Excerpted data:
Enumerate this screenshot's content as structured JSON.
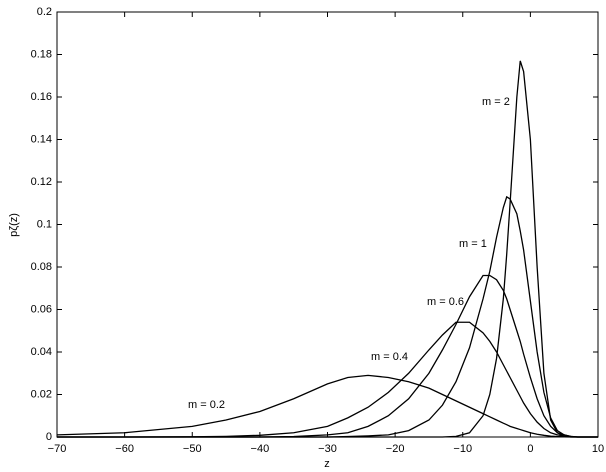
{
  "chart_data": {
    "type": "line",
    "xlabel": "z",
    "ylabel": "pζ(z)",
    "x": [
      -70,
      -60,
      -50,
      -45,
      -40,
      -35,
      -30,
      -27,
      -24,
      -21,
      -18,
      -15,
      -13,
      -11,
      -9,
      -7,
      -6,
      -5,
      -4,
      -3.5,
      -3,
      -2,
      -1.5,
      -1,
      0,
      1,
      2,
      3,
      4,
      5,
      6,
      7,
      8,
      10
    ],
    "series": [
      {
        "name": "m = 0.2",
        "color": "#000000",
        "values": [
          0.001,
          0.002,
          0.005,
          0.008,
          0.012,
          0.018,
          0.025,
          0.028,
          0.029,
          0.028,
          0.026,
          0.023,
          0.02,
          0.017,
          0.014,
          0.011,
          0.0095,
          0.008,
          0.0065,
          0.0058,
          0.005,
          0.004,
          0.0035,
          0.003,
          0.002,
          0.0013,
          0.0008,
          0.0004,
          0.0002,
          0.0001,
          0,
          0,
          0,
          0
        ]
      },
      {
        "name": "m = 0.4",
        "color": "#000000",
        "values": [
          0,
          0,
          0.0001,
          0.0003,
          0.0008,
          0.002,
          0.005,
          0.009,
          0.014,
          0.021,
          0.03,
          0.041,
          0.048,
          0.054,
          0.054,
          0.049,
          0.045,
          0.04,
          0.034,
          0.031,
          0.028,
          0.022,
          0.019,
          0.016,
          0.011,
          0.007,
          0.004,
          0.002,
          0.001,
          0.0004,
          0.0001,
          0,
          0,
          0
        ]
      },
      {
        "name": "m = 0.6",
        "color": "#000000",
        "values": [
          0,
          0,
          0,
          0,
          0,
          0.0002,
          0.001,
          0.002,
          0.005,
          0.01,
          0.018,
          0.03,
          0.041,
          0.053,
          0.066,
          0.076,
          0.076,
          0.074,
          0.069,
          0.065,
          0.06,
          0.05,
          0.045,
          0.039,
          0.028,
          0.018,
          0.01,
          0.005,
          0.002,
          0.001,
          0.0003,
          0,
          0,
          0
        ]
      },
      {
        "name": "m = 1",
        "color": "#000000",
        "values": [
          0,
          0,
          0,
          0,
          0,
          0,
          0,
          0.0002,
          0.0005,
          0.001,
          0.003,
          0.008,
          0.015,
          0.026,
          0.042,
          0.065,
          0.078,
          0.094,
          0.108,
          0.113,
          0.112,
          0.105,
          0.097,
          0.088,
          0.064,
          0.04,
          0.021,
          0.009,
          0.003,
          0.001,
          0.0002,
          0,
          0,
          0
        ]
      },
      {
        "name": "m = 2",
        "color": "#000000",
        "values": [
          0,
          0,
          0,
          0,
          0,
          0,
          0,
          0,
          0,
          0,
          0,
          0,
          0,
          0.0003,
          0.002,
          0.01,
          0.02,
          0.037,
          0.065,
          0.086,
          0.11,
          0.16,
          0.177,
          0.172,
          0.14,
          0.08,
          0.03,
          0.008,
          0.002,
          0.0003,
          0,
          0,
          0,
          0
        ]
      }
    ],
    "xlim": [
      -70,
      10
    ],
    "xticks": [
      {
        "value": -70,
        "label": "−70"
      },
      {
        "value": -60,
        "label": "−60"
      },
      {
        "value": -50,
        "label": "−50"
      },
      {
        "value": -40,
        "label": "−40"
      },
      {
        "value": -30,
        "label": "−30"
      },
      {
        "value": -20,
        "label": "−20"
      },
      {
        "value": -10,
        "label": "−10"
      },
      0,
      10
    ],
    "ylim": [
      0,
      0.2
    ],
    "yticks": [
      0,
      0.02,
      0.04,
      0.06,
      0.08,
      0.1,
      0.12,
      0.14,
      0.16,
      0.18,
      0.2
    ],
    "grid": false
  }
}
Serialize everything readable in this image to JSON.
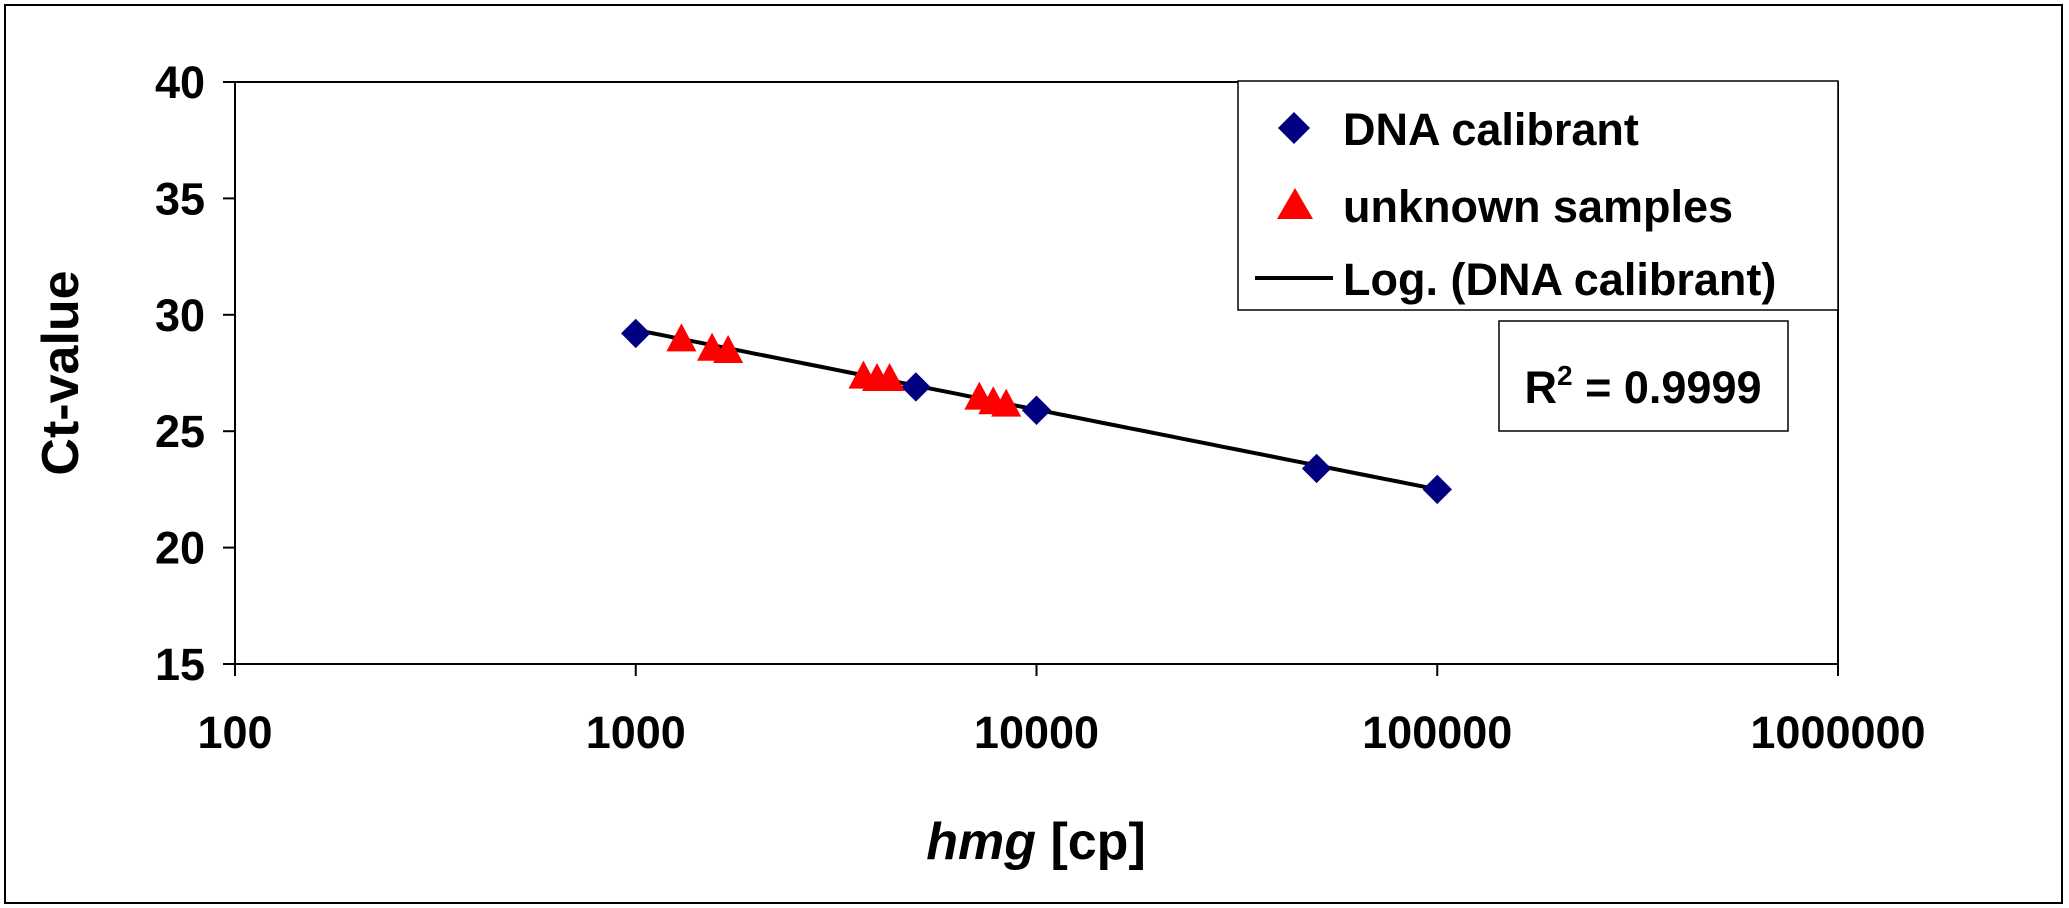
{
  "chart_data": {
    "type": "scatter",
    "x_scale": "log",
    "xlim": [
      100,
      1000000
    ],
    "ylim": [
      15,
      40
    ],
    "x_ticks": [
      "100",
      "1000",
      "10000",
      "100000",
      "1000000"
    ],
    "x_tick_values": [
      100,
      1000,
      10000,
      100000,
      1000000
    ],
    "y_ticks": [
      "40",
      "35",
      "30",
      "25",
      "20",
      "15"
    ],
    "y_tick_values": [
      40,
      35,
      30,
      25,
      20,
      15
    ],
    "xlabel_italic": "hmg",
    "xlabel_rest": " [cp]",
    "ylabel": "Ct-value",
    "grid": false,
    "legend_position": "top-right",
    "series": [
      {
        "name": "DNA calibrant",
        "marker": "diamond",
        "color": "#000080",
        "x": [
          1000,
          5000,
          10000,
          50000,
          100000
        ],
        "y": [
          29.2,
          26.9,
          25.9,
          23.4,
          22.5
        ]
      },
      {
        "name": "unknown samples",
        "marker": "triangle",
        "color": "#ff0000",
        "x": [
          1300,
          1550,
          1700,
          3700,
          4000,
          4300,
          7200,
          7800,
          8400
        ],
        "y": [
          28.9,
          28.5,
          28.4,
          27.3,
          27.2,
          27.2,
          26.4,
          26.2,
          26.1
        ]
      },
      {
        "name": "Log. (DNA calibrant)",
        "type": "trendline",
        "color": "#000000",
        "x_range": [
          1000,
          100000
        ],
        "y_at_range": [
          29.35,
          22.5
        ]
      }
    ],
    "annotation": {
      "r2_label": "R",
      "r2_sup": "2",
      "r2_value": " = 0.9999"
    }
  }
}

Set exercise:
Of the lines in this listing, report how many contain the string "type", and give the number only.

The completed task:
3